§ **PROBLEM**
List, from the lines below, each one with "title" in it.

>> Start AVAILABLE RECORDS

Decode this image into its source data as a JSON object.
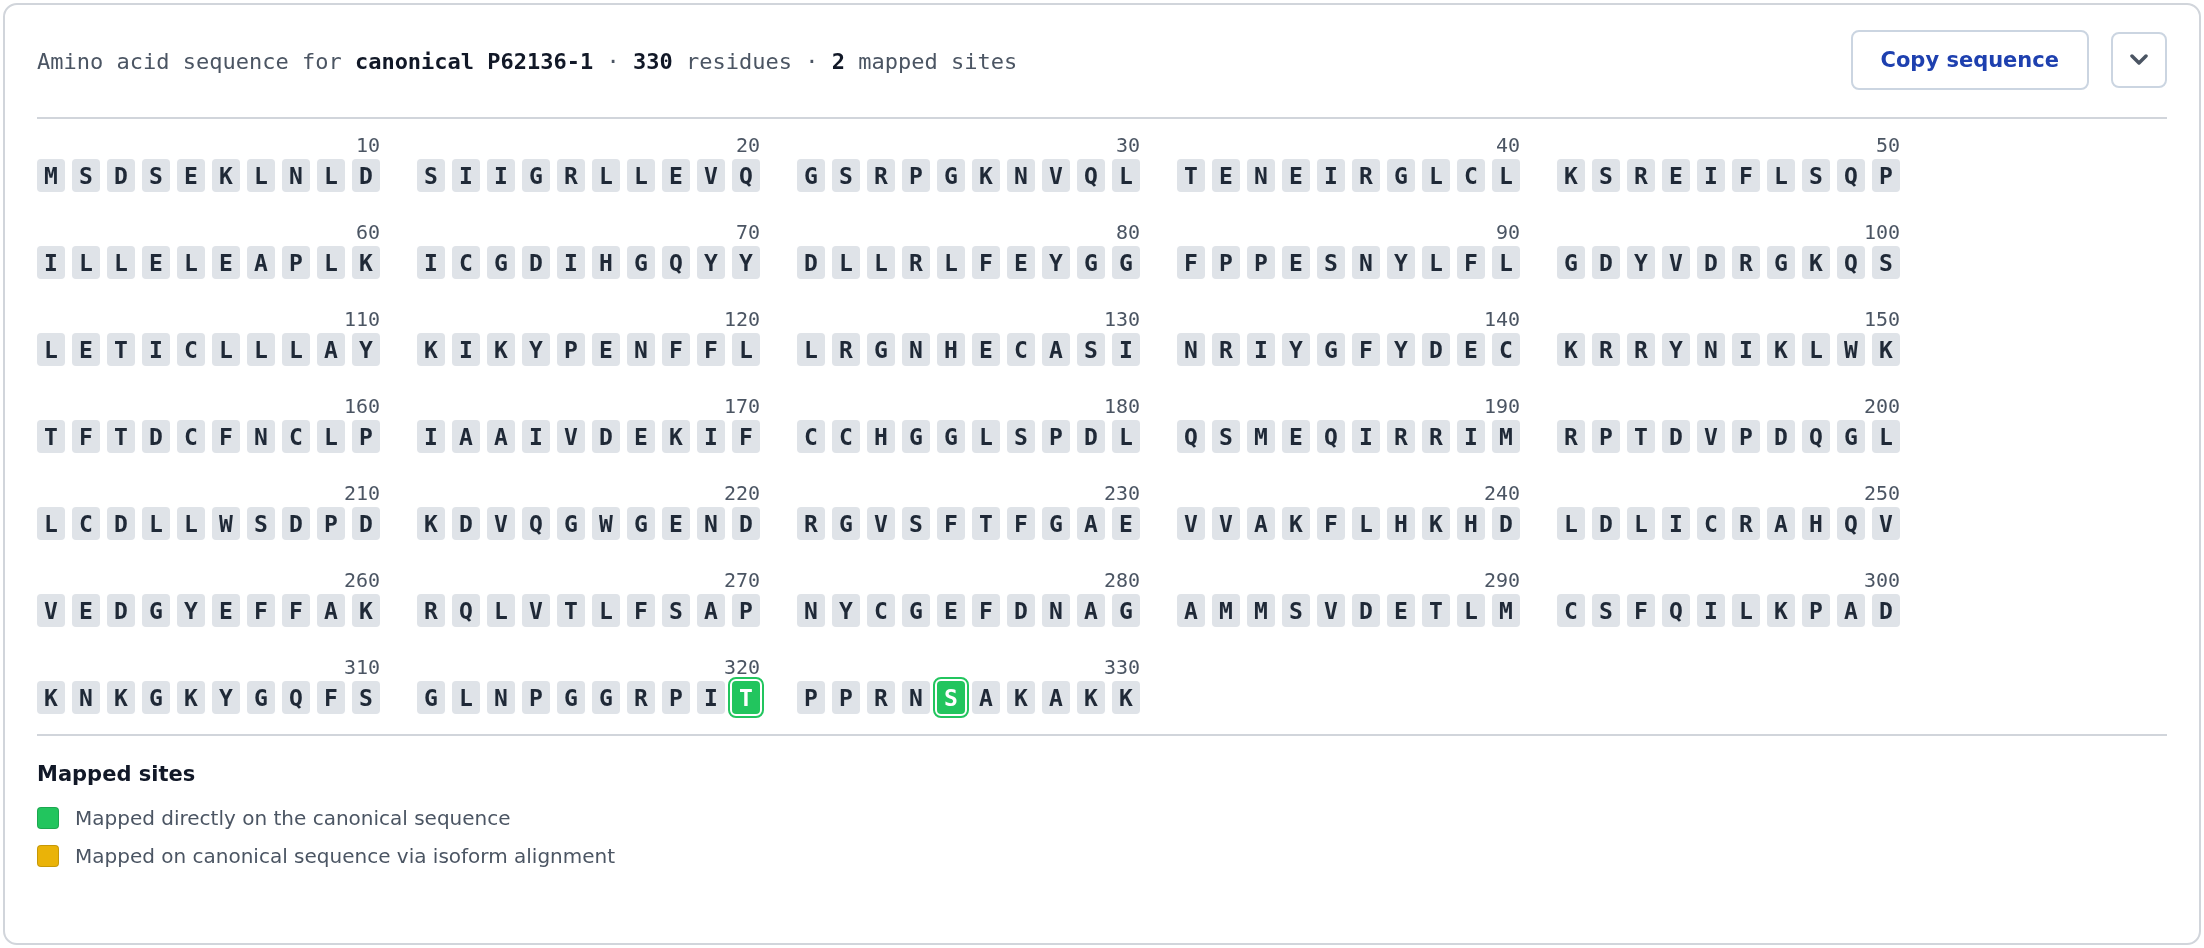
{
  "header": {
    "title": "Amino acid sequence for **canonical P62136-1** · **330** residues · **2** mapped sites",
    "copy_button": "Copy sequence",
    "menu_expanded": false
  },
  "sequence": {
    "blocks": [
      {
        "number": "10",
        "residues": [
          "M",
          "S",
          "D",
          "S",
          "E",
          "K",
          "L",
          "N",
          "L",
          "D"
        ]
      },
      {
        "number": "20",
        "residues": [
          "S",
          "I",
          "I",
          "G",
          "R",
          "L",
          "L",
          "E",
          "V",
          "Q"
        ]
      },
      {
        "number": "30",
        "residues": [
          "G",
          "S",
          "R",
          "P",
          "G",
          "K",
          "N",
          "V",
          "Q",
          "L"
        ]
      },
      {
        "number": "40",
        "residues": [
          "T",
          "E",
          "N",
          "E",
          "I",
          "R",
          "G",
          "L",
          "C",
          "L"
        ]
      },
      {
        "number": "50",
        "residues": [
          "K",
          "S",
          "R",
          "E",
          "I",
          "F",
          "L",
          "S",
          "Q",
          "P"
        ]
      },
      {
        "number": "60",
        "residues": [
          "I",
          "L",
          "L",
          "E",
          "L",
          "E",
          "A",
          "P",
          "L",
          "K"
        ]
      },
      {
        "number": "70",
        "residues": [
          "I",
          "C",
          "G",
          "D",
          "I",
          "H",
          "G",
          "Q",
          "Y",
          "Y"
        ]
      },
      {
        "number": "80",
        "residues": [
          "D",
          "L",
          "L",
          "R",
          "L",
          "F",
          "E",
          "Y",
          "G",
          "G"
        ]
      },
      {
        "number": "90",
        "residues": [
          "F",
          "P",
          "P",
          "E",
          "S",
          "N",
          "Y",
          "L",
          "F",
          "L"
        ]
      },
      {
        "number": "100",
        "residues": [
          "G",
          "D",
          "Y",
          "V",
          "D",
          "R",
          "G",
          "K",
          "Q",
          "S"
        ]
      },
      {
        "number": "110",
        "residues": [
          "L",
          "E",
          "T",
          "I",
          "C",
          "L",
          "L",
          "L",
          "A",
          "Y"
        ]
      },
      {
        "number": "120",
        "residues": [
          "K",
          "I",
          "K",
          "Y",
          "P",
          "E",
          "N",
          "F",
          "F",
          "L"
        ]
      },
      {
        "number": "130",
        "residues": [
          "L",
          "R",
          "G",
          "N",
          "H",
          "E",
          "C",
          "A",
          "S",
          "I"
        ]
      },
      {
        "number": "140",
        "residues": [
          "N",
          "R",
          "I",
          "Y",
          "G",
          "F",
          "Y",
          "D",
          "E",
          "C"
        ]
      },
      {
        "number": "150",
        "residues": [
          "K",
          "R",
          "R",
          "Y",
          "N",
          "I",
          "K",
          "L",
          "W",
          "K"
        ]
      },
      {
        "number": "160",
        "residues": [
          "T",
          "F",
          "T",
          "D",
          "C",
          "F",
          "N",
          "C",
          "L",
          "P"
        ]
      },
      {
        "number": "170",
        "residues": [
          "I",
          "A",
          "A",
          "I",
          "V",
          "D",
          "E",
          "K",
          "I",
          "F"
        ]
      },
      {
        "number": "180",
        "residues": [
          "C",
          "C",
          "H",
          "G",
          "G",
          "L",
          "S",
          "P",
          "D",
          "L"
        ]
      },
      {
        "number": "190",
        "residues": [
          "Q",
          "S",
          "M",
          "E",
          "Q",
          "I",
          "R",
          "R",
          "I",
          "M"
        ]
      },
      {
        "number": "200",
        "residues": [
          "R",
          "P",
          "T",
          "D",
          "V",
          "P",
          "D",
          "Q",
          "G",
          "L"
        ]
      },
      {
        "number": "210",
        "residues": [
          "L",
          "C",
          "D",
          "L",
          "L",
          "W",
          "S",
          "D",
          "P",
          "D"
        ]
      },
      {
        "number": "220",
        "residues": [
          "K",
          "D",
          "V",
          "Q",
          "G",
          "W",
          "G",
          "E",
          "N",
          "D"
        ]
      },
      {
        "number": "230",
        "residues": [
          "R",
          "G",
          "V",
          "S",
          "F",
          "T",
          "F",
          "G",
          "A",
          "E"
        ]
      },
      {
        "number": "240",
        "residues": [
          "V",
          "V",
          "A",
          "K",
          "F",
          "L",
          "H",
          "K",
          "H",
          "D"
        ]
      },
      {
        "number": "250",
        "residues": [
          "L",
          "D",
          "L",
          "I",
          "C",
          "R",
          "A",
          "H",
          "Q",
          "V"
        ]
      },
      {
        "number": "260",
        "residues": [
          "V",
          "E",
          "D",
          "G",
          "Y",
          "E",
          "F",
          "F",
          "A",
          "K"
        ]
      },
      {
        "number": "270",
        "residues": [
          "R",
          "Q",
          "L",
          "V",
          "T",
          "L",
          "F",
          "S",
          "A",
          "P"
        ]
      },
      {
        "number": "280",
        "residues": [
          "N",
          "Y",
          "C",
          "G",
          "E",
          "F",
          "D",
          "N",
          "A",
          "G"
        ]
      },
      {
        "number": "290",
        "residues": [
          "A",
          "M",
          "M",
          "S",
          "V",
          "D",
          "E",
          "T",
          "L",
          "M"
        ]
      },
      {
        "number": "300",
        "residues": [
          "C",
          "S",
          "F",
          "Q",
          "I",
          "L",
          "K",
          "P",
          "A",
          "D"
        ]
      },
      {
        "number": "310",
        "residues": [
          "K",
          "N",
          "K",
          "G",
          "K",
          "Y",
          "G",
          "Q",
          "F",
          "S"
        ]
      },
      {
        "number": "320",
        "residues": [
          "G",
          "L",
          "N",
          "P",
          "G",
          "G",
          "R",
          "P",
          "I",
          {
            "letter": "T",
            "color": "#22c55e"
          }
        ]
      },
      {
        "number": "330",
        "residues": [
          "P",
          "P",
          "R",
          "N",
          {
            "letter": "S",
            "color": "#22c55e"
          },
          "A",
          "K",
          "A",
          "K",
          "K"
        ]
      }
    ]
  },
  "legend": {
    "title": "Mapped sites",
    "items": [
      {
        "color": "#22c55e",
        "label": "Mapped directly on the canonical sequence"
      },
      {
        "color": "#eab308",
        "label": "Mapped on canonical sequence via isoform alignment"
      }
    ]
  }
}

>> End AVAILABLE RECORDS

§ **WORKED SOLUTION**
    "title": "Amino acid sequence for **canonical P62136-1** · **330** residues · **2** mapped sites",
    "title": "Mapped sites",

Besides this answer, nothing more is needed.